__Aim__: Search the data for the word "possible" and copy every line that contains it.

-- Start of Dataset excerpts --

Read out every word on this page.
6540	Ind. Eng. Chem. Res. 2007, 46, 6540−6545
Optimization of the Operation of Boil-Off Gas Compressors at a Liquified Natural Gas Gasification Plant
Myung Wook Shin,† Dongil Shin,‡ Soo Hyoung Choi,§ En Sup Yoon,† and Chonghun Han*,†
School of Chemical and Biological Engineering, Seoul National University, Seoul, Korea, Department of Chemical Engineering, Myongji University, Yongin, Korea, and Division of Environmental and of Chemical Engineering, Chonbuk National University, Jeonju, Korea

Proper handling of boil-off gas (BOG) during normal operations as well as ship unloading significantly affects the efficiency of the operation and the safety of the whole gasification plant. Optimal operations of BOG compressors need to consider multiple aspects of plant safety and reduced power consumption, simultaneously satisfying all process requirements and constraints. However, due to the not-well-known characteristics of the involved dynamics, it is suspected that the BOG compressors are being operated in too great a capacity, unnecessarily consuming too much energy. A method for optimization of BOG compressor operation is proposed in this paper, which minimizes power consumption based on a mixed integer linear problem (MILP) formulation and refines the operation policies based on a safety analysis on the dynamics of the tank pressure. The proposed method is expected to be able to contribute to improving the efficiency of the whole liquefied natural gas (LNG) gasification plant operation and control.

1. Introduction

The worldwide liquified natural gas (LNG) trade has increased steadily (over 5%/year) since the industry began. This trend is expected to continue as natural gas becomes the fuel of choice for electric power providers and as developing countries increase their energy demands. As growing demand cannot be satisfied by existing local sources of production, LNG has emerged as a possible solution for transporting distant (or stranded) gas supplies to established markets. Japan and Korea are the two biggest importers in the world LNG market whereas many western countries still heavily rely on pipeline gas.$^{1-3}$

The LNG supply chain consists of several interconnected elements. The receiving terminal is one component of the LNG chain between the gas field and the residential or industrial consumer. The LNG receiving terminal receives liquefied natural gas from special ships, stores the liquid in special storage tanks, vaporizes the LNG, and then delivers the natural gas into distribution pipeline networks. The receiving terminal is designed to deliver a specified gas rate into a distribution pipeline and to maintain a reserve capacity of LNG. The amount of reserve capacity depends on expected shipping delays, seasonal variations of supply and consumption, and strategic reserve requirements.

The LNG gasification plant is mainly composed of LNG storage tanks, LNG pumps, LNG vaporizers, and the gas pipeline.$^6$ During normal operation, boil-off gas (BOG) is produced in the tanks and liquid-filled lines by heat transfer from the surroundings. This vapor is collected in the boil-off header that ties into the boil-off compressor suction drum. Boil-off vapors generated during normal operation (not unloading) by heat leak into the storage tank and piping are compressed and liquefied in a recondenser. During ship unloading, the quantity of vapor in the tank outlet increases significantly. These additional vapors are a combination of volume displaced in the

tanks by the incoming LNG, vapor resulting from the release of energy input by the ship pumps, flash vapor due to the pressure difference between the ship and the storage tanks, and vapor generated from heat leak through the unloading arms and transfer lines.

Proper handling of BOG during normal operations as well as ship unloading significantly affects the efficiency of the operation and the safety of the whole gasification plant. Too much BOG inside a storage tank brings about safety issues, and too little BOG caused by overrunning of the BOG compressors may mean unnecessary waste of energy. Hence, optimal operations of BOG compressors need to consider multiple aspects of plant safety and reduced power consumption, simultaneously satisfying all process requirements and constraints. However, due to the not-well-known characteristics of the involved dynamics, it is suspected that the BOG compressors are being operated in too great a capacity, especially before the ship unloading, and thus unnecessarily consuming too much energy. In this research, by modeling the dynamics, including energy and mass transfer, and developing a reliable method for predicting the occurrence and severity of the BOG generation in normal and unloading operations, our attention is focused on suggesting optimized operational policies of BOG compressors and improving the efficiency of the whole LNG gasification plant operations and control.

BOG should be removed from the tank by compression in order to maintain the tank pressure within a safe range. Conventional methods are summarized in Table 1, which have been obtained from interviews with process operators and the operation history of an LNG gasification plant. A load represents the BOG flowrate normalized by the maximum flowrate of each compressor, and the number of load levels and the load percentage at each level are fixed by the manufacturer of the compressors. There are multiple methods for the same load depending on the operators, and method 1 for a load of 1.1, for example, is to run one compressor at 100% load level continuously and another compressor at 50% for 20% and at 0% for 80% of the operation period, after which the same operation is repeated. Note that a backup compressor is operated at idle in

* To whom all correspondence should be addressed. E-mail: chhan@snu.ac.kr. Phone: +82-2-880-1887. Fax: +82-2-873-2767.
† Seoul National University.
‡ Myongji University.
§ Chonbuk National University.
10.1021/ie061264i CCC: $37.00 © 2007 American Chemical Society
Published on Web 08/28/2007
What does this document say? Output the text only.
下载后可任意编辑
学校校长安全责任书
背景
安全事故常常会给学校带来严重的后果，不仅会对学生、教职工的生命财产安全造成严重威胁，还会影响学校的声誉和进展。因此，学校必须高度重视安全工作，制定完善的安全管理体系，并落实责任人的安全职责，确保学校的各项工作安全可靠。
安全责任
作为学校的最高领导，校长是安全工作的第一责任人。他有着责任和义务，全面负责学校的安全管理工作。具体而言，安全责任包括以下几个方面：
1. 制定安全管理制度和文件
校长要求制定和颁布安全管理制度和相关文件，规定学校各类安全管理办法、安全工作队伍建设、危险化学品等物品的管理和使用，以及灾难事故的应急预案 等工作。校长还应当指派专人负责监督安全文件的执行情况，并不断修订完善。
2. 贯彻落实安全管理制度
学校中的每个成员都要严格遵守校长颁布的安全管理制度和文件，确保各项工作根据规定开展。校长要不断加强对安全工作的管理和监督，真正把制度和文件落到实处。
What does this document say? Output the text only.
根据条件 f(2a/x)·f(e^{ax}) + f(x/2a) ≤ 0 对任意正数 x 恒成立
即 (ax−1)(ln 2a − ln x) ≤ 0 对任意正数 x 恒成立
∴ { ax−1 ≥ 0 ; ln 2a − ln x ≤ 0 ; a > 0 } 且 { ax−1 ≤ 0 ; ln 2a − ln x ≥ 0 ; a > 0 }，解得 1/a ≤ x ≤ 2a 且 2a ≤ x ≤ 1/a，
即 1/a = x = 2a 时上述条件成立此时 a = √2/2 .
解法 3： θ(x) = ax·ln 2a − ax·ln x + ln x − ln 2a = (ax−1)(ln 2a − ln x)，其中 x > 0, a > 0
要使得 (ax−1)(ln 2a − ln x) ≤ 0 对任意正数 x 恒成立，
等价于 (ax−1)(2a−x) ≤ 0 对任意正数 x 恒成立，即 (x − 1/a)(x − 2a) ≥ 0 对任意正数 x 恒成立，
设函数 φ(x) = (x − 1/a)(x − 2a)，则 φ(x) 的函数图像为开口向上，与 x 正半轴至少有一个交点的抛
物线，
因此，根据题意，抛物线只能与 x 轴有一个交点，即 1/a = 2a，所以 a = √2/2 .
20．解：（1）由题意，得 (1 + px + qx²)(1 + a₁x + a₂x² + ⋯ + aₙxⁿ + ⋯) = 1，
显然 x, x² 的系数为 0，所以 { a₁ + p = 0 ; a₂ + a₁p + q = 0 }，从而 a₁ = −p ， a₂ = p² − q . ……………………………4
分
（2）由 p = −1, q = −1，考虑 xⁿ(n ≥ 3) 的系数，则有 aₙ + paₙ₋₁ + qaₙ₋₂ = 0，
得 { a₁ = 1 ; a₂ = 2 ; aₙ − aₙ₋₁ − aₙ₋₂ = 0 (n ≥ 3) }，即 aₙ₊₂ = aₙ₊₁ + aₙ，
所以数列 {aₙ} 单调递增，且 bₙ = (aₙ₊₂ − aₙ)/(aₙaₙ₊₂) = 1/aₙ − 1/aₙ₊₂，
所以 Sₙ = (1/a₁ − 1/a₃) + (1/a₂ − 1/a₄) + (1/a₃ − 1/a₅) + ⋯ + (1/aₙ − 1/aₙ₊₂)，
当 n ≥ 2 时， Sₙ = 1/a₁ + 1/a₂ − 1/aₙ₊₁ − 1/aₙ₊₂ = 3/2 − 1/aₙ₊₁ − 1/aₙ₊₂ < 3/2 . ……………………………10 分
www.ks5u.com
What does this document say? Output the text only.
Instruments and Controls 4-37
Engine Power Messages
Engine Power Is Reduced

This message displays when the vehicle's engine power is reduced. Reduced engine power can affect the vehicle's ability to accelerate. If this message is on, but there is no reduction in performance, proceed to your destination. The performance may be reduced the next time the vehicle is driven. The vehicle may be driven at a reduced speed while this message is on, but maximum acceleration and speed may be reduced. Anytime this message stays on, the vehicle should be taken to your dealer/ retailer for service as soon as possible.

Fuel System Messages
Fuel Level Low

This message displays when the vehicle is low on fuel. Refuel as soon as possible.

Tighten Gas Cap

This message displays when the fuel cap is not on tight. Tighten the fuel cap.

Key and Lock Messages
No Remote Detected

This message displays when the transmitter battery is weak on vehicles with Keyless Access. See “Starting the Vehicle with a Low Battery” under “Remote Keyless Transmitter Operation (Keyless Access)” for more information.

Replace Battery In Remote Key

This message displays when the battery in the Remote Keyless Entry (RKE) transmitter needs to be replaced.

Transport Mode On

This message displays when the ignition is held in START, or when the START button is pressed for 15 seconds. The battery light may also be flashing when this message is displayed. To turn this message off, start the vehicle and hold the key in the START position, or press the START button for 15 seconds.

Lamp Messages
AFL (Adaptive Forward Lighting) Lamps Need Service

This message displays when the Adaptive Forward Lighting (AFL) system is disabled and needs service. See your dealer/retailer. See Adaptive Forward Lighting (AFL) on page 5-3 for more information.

-- End of Dataset excerpts --

__Answer to this exercise__:
The worldwide liquified natural gas (LNG) trade has increased steadily (over 5%/year) since the industry began. This trend is expected to continue as natural gas becomes the fuel of choice for electric power providers and as developing countries increase their energy demands. As growing demand cannot be satisfied by existing local sources of production, LNG has emerged as a possible solution for transporting distant (or stranded) gas supplies to established markets. Japan and Korea are the two biggest importers in the world LNG market whereas many western countries still heavily rely on pipeline gas.$^{1-3}$
This message displays when the vehicle's engine power is reduced. Reduced engine power can affect the vehicle's ability to accelerate. If this message is on, but there is no reduction in performance, proceed to your destination. The performance may be reduced the next time the vehicle is driven. The vehicle may be driven at a reduced speed while this message is on, but maximum acceleration and speed may be reduced. Anytime this message stays on, the vehicle should be taken to your dealer/ retailer for service as soon as possible.
This message displays when the vehicle is low on fuel. Refuel as soon as possible.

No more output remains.